- WRITTEN INSTRUCTION:
Where a line below holds the string "компании", copy that line.

- DATASET EXTRACT:
[START]

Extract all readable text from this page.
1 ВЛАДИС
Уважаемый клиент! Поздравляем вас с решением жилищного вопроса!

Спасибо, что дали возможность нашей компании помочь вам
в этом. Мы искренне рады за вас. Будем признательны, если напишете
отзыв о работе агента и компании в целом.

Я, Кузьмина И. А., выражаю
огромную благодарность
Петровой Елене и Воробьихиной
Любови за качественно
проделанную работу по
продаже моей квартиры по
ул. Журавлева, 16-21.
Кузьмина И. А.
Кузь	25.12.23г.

[END]

- TASK SOLUTION:
Спасибо, что дали возможность нашей компании помочь вам
отзыв о работе агента и компании в целом.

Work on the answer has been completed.